#### [INPUT FOR THIS TASK]
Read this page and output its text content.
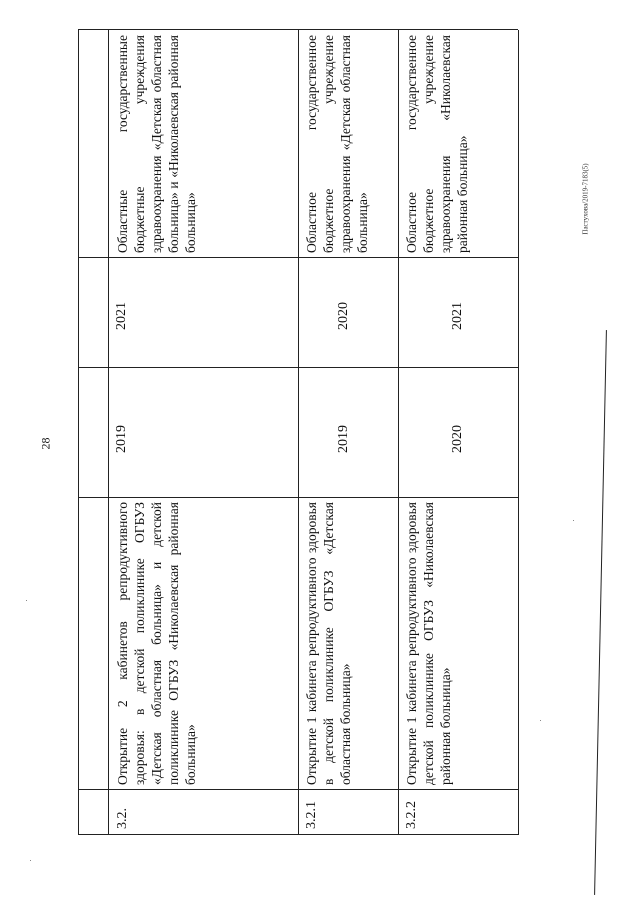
28
Пастухова/2019-7183(5)
3.2.
Открытие 2 кабинетов репродуктивного здоровья: в детской поликлинике ОГБУЗ «Детская областная больница» и детской поликлинике ОГБУЗ «Николаевская районная больница»
2019
2021
Областные государственные бюджетные учреждения здравоохранения «Детская областная больница» и «Николаевская районная больница»
3.2.1
Открытие 1 кабинета репродуктивного здоровья в детской поликлинике ОГБУЗ «Детская областная больница»
2019
2020
Областное государственное бюджетное учреждение здравоохранения «Детская областная больница»
3.2.2
Открытие 1 кабинета репродуктивного здоровья детской поликлинике ОГБУЗ «Николаевская районная больница»
2020
2021
Областное государственное бюджетное учреждение здравоохранения «Николаевская районная больница»
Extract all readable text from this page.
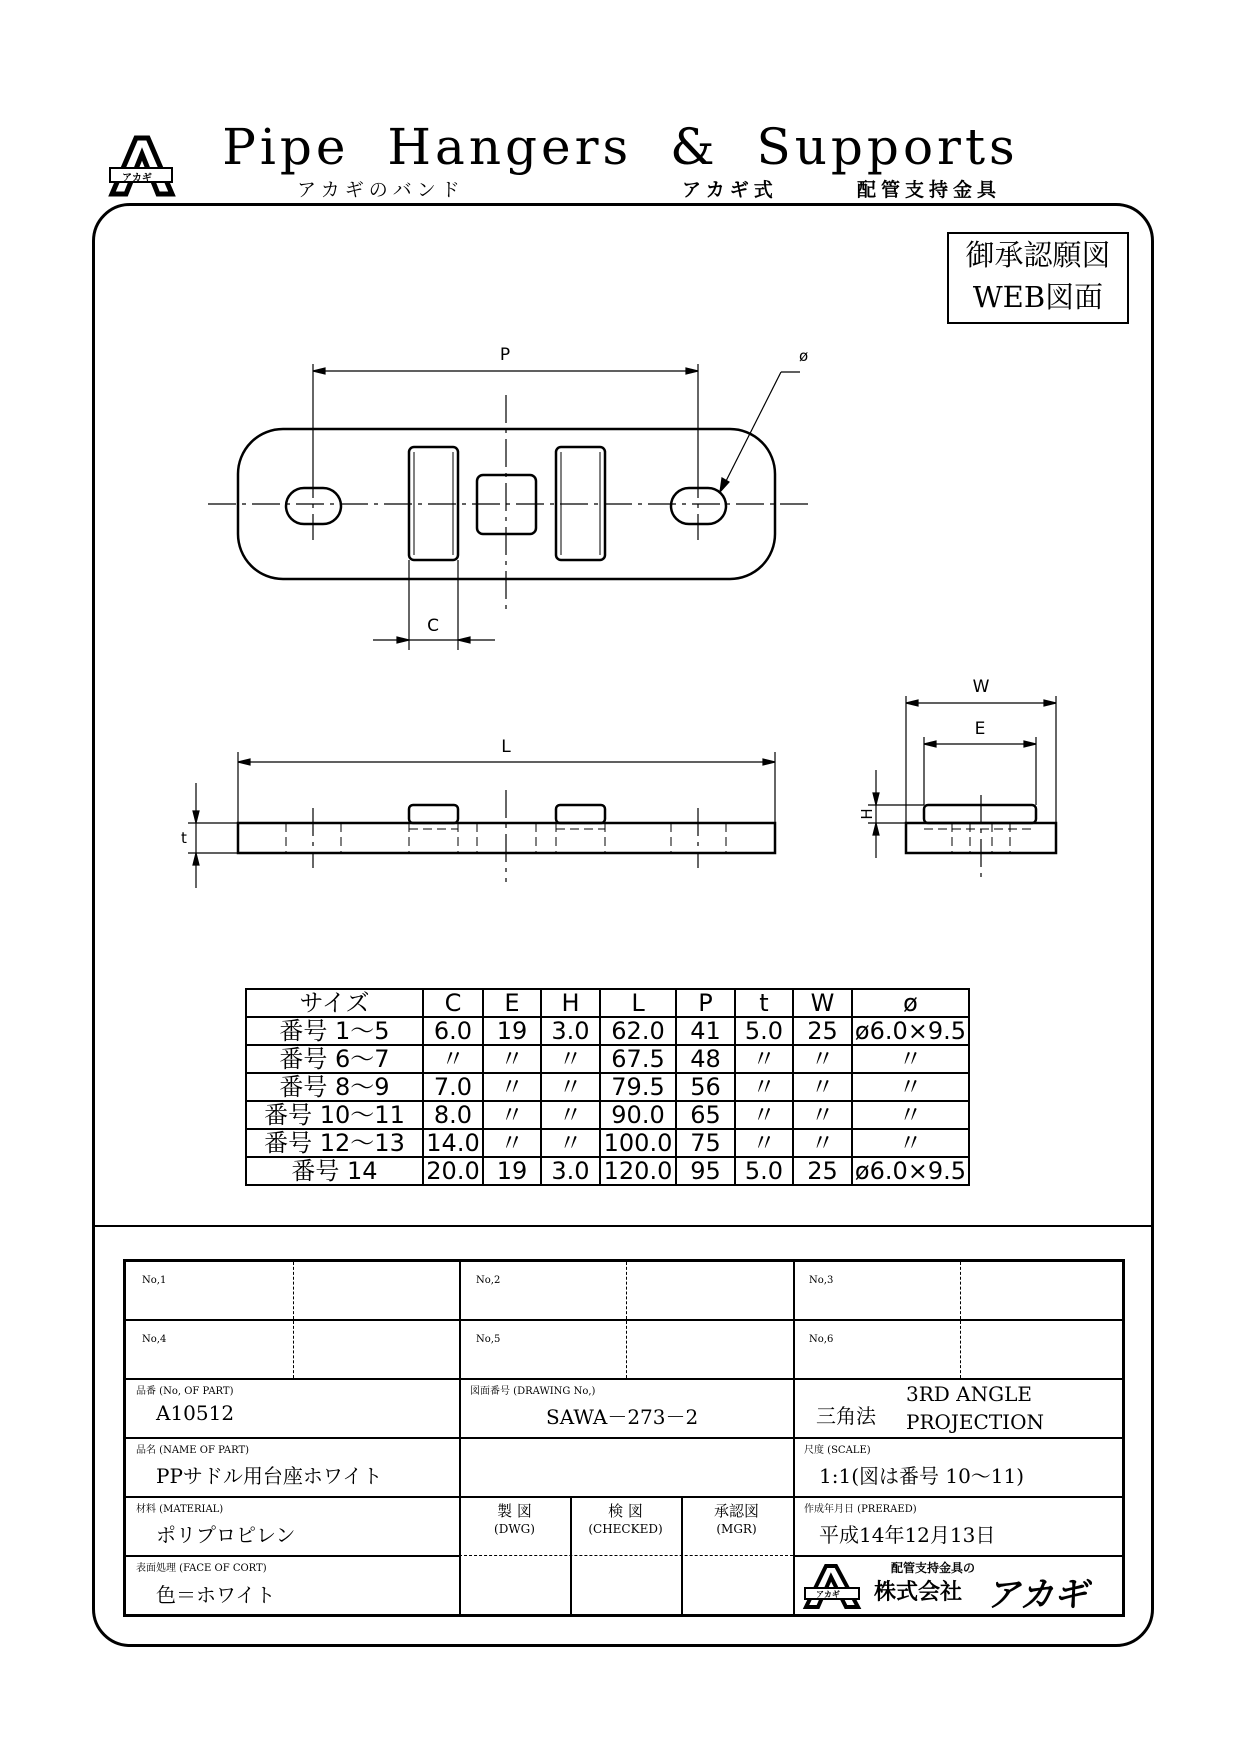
アカギ
Pipe Hangers & Supports
アカギのバンド	アカギ式	配管支持金具
御承認願図
WEB図面
P	ø
C
L
t
W
E
H
サイズ	C	E	H	L	P	t	W	ø
番号 1～5	6.0	19	3.0	62.0	41	5.0	25	ø6.0×9.5
番号 6～7	〃	〃	〃	67.5	48	〃	〃	〃
番号 8～9	7.0	〃	〃	79.5	56	〃	〃	〃
番号 10～11	8.0	〃	〃	90.0	65	〃	〃	〃
番号 12～13	14.0	〃	〃	100.0	75	〃	〃	〃
番号 14	20.0	19	3.0	120.0	95	5.0	25	ø6.0×9.5
No,1	No,2	No,3
No,4	No,5	No,6
品番 (No, OF PART)
A10512
図面番号 (DRAWING No,)
SAWA－273－2	三角法
3RD ANGLE
PROJECTION
品名 (NAME OF PART)
PPサドル用台座ホワイト
尺度 (SCALE)
1:1(図は番号 10～11)
材料 (MATERIAL)
ポリプロピレン
製 図
(DWG)
検 図
(CHECKED)
承認図
(MGR)
作成年月日 (PRERAED)
平成14年12月13日
表面処理 (FACE OF CORT)
色＝ホワイト	アカギ
配管支持金具の
株式会社 アカギ
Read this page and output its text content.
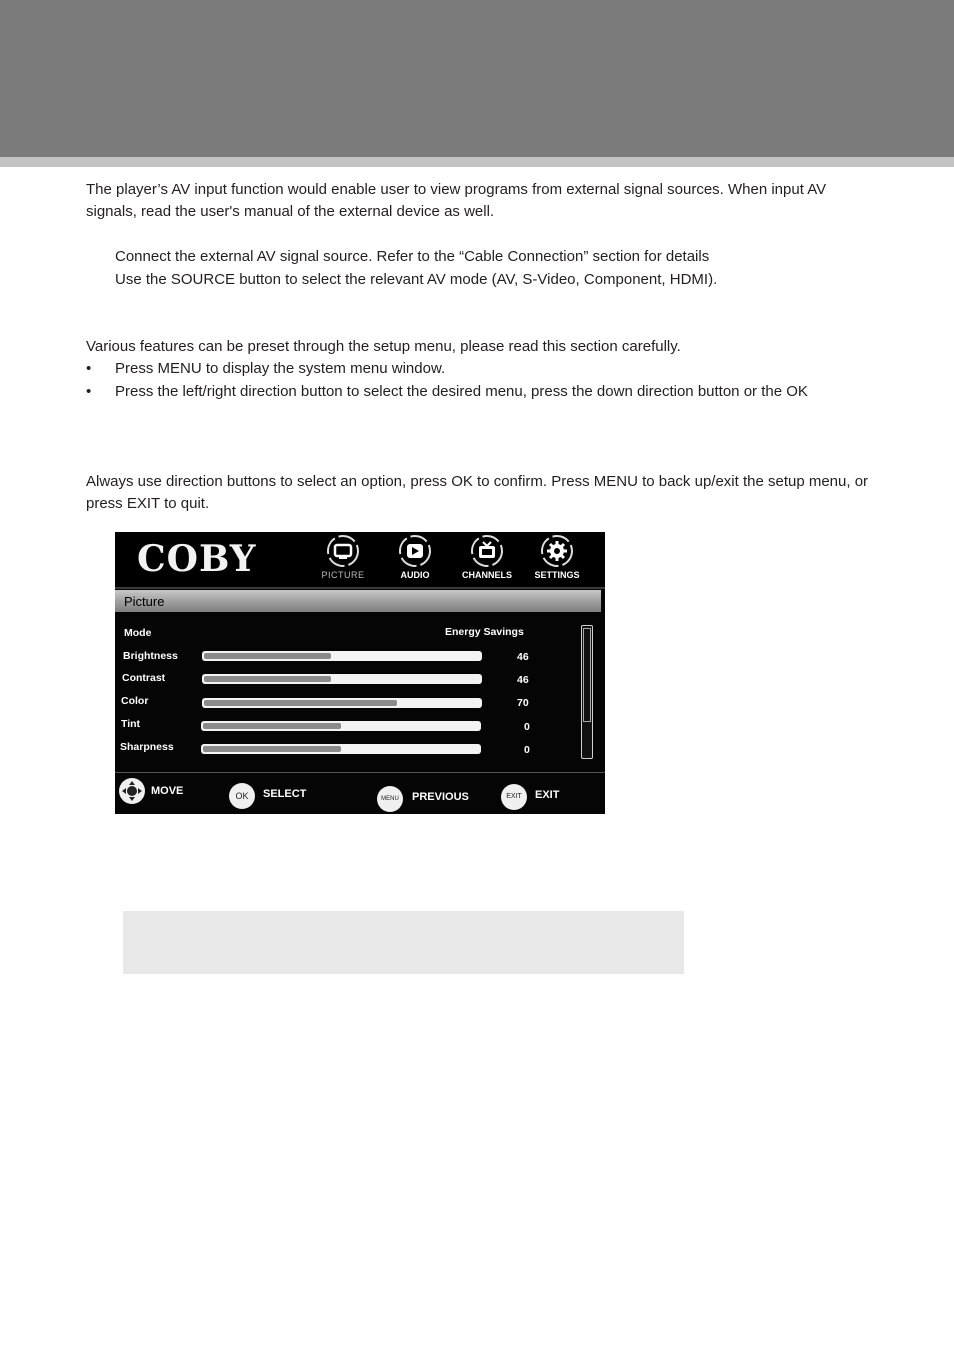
The player’s AV input function would enable user to view programs from external signal sources. When input AV signals, read the user's manual of the external device as well.

Connect the external AV signal source. Refer to the “Cable Connection” section for details
Use the SOURCE button to select the relevant AV mode (AV, S-Video, Component, HDMI).

Various features can be preset through the setup menu, please read this section carefully.

• Press MENU to display the system menu window.
• Press the left/right direction button to select the desired menu, press the down direction button or the OK

Always use direction buttons to select an option, press OK to confirm. Press MENU to back up/exit the setup menu, or press EXIT to quit.

COBY	PICTURE	AUDIO	CHANNELS	SETTINGS
Picture
Mode	Energy Savings
Brightness	46
Contrast	46
Color	70
Tint	0
Sharpness	0
MOVE	OK	SELECT	MENU	PREVIOUS	EXIT	EXIT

#### [PROMPT]
Copy the records above exactly, omitting every picture.

#### [THE RESULT]
Read this page and output its text content.
28
Пастухова/2019-7183(5)
3.2.
Открытие 2 кабинетов репродуктивного здоровья: в детской поликлинике ОГБУЗ «Детская областная больница» и детской поликлинике ОГБУЗ «Николаевская районная больница»
2019
2021
Областные государственные бюджетные учреждения здравоохранения «Детская областная больница» и «Николаевская районная больница»
3.2.1
Открытие 1 кабинета репродуктивного здоровья в детской поликлинике ОГБУЗ «Детская областная больница»
2019
2020
Областное государственное бюджетное учреждение здравоохранения «Детская областная больница»
3.2.2
Открытие 1 кабинета репродуктивного здоровья детской поликлинике ОГБУЗ «Николаевская районная больница»
2020
2021
Областное государственное бюджетное учреждение здравоохранения «Николаевская районная больница»
Extract all readable text from this page.
アカギ
Pipe Hangers & Supports
アカギのバンド	アカギ式	配管支持金具
御承認願図
WEB図面
P	ø
C
L
t
W
E
H
サイズ	C	E	H	L	P	t	W	ø
番号 1～5	6.0	19	3.0	62.0	41	5.0	25	ø6.0×9.5
番号 6～7	〃	〃	〃	67.5	48	〃	〃	〃
番号 8～9	7.0	〃	〃	79.5	56	〃	〃	〃
番号 10～11	8.0	〃	〃	90.0	65	〃	〃	〃
番号 12～13	14.0	〃	〃	100.0	75	〃	〃	〃
番号 14	20.0	19	3.0	120.0	95	5.0	25	ø6.0×9.5
No,1	No,2	No,3
No,4	No,5	No,6
品番 (No, OF PART)
A10512
図面番号 (DRAWING No,)
SAWA－273－2	三角法
3RD ANGLE
PROJECTION
品名 (NAME OF PART)
PPサドル用台座ホワイト
尺度 (SCALE)
1:1(図は番号 10～11)
材料 (MATERIAL)
ポリプロピレン
製 図
(DWG)
検 図
(CHECKED)
承認図
(MGR)
作成年月日 (PRERAED)
平成14年12月13日
表面処理 (FACE OF CORT)
色＝ホワイト	アカギ
配管支持金具の
株式会社 アカギ
Read this page and output its text content.
The player’s AV input function would enable user to view programs from external signal sources. When input AV signals, read the user's manual of the external device as well.

Connect the external AV signal source. Refer to the “Cable Connection” section for details
Use the SOURCE button to select the relevant AV mode (AV, S-Video, Component, HDMI).

Various features can be preset through the setup menu, please read this section carefully.

• Press MENU to display the system menu window.
• Press the left/right direction button to select the desired menu, press the down direction button or the OK

Always use direction buttons to select an option, press OK to confirm. Press MENU to back up/exit the setup menu, or press EXIT to quit.

COBY	PICTURE	AUDIO	CHANNELS	SETTINGS
Picture
Mode	Energy Savings
Brightness	46
Contrast	46
Color	70
Tint	0
Sharpness	0
MOVE	OK	SELECT	MENU	PREVIOUS	EXIT	EXIT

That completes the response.